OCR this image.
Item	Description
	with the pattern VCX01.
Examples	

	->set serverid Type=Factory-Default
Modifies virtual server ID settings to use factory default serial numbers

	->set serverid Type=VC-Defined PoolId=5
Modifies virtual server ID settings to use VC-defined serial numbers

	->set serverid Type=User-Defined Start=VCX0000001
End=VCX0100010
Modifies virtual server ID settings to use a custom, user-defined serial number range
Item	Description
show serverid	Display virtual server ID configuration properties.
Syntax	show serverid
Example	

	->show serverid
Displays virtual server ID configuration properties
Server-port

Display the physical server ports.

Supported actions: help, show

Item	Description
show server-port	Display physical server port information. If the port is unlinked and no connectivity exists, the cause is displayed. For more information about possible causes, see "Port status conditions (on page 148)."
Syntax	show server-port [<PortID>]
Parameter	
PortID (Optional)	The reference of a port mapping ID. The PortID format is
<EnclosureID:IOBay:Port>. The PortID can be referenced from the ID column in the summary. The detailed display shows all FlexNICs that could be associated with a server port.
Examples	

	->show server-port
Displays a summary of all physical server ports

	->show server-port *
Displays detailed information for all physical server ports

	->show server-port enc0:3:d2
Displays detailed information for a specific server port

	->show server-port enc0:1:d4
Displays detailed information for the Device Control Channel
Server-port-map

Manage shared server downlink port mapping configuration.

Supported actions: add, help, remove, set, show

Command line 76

+---+

-- EXERCISE INSTRUCTIONS --
Go through the preceding material and copy each line that has the word "mapping".

-- RESPONSE FOR THIS EXERCISE --
PortID (Optional)	The reference of a port mapping ID. The PortID format is
Manage shared server downlink port mapping configuration.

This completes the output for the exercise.